=== Listed records ===
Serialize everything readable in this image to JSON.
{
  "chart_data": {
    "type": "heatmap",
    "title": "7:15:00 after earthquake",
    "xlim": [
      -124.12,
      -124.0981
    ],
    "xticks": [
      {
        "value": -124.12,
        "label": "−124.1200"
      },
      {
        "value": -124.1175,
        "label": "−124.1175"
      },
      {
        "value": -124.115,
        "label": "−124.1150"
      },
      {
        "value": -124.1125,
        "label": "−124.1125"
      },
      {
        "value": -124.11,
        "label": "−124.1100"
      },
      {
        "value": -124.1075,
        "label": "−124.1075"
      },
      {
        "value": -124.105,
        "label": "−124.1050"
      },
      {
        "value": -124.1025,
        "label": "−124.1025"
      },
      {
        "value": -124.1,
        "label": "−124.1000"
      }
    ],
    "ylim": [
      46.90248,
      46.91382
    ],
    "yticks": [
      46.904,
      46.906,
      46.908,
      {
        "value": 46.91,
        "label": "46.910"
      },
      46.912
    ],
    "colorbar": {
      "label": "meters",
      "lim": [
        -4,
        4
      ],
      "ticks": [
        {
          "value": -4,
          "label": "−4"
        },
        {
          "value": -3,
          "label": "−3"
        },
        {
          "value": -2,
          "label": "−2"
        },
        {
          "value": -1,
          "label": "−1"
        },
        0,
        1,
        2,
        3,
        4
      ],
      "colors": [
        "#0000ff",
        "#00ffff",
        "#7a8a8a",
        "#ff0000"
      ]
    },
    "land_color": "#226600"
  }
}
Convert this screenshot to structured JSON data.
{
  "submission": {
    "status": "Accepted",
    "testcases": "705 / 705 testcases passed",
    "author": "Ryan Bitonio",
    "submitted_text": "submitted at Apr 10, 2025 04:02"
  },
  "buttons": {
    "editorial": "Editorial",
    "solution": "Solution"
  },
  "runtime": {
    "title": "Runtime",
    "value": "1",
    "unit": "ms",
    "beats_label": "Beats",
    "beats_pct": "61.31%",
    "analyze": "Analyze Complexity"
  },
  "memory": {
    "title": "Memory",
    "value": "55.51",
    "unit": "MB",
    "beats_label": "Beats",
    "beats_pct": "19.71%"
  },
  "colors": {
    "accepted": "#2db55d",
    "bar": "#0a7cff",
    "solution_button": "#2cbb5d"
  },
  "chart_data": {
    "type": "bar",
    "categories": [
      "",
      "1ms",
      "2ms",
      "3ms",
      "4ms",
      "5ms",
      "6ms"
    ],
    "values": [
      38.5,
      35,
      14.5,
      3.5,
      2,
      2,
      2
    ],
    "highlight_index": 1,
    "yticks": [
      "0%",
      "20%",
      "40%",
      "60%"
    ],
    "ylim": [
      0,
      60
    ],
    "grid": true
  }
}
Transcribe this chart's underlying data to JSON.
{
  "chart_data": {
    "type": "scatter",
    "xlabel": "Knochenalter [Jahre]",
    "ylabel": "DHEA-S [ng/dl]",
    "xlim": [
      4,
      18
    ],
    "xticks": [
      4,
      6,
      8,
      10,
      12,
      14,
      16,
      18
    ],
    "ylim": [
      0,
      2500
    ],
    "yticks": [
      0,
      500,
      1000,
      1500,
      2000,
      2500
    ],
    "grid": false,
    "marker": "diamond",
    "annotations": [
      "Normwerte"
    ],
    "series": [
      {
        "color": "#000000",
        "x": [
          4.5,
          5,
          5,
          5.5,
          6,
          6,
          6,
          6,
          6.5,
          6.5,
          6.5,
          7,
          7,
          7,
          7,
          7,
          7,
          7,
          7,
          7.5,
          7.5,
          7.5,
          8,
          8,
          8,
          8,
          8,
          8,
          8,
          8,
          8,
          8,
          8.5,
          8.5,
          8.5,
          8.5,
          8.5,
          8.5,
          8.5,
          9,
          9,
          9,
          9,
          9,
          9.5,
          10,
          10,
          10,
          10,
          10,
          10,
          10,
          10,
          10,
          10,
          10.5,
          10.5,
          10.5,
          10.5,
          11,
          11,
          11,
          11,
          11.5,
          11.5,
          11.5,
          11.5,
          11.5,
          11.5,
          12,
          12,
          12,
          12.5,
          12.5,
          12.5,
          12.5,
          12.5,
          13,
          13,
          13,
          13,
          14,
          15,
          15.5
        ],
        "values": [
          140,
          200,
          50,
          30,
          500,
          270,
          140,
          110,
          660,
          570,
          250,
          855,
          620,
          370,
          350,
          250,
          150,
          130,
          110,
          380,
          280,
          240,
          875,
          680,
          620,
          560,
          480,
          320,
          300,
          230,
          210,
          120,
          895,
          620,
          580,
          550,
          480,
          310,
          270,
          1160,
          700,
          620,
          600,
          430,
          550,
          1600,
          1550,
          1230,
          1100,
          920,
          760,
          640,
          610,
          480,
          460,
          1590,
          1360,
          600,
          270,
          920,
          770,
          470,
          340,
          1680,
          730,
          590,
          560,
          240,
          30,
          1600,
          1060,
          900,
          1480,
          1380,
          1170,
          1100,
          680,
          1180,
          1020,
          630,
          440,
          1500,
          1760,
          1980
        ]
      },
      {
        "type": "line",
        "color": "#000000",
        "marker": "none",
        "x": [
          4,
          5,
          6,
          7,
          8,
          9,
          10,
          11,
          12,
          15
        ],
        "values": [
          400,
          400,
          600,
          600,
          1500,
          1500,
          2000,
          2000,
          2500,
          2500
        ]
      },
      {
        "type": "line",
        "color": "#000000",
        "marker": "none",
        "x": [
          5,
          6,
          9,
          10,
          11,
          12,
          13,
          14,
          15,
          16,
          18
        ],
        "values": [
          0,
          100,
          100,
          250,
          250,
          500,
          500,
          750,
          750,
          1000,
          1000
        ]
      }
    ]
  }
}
===
**Task goal**: State how many lines of the data include the word "JSON", with nothing else.

**Task response**: 3